> _JOB_: For every line in the records that has the word "change", make a copy.

Stored records:
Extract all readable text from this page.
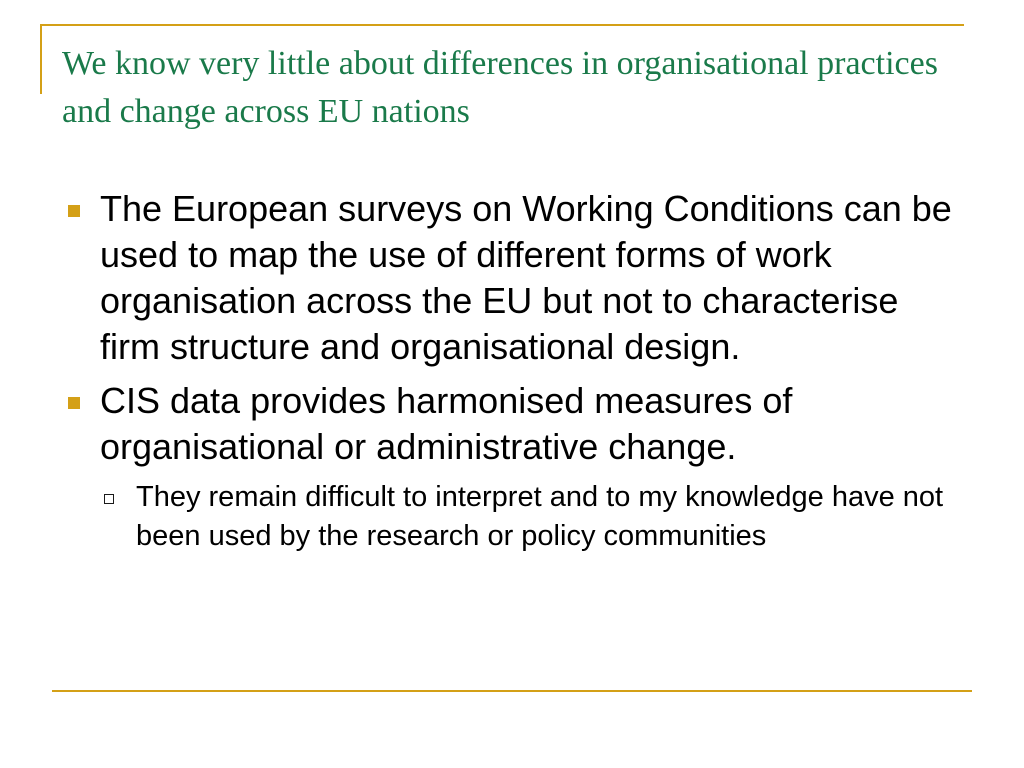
We know very little about differences in organisational practices and change across EU nations
The European surveys on Working Conditions can be used to map the use of different forms of work organisation across the EU but not to characterise firm structure and organisational design.
CIS data provides harmonised measures of organisational or administrative change.
They remain difficult to interpret and to my knowledge have not been used by the research or policy communities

> _RESULT OF THIS TASK_:
We know very little about differences in organisational practices and change across EU nations
CIS data provides harmonised measures of organisational or administrative change.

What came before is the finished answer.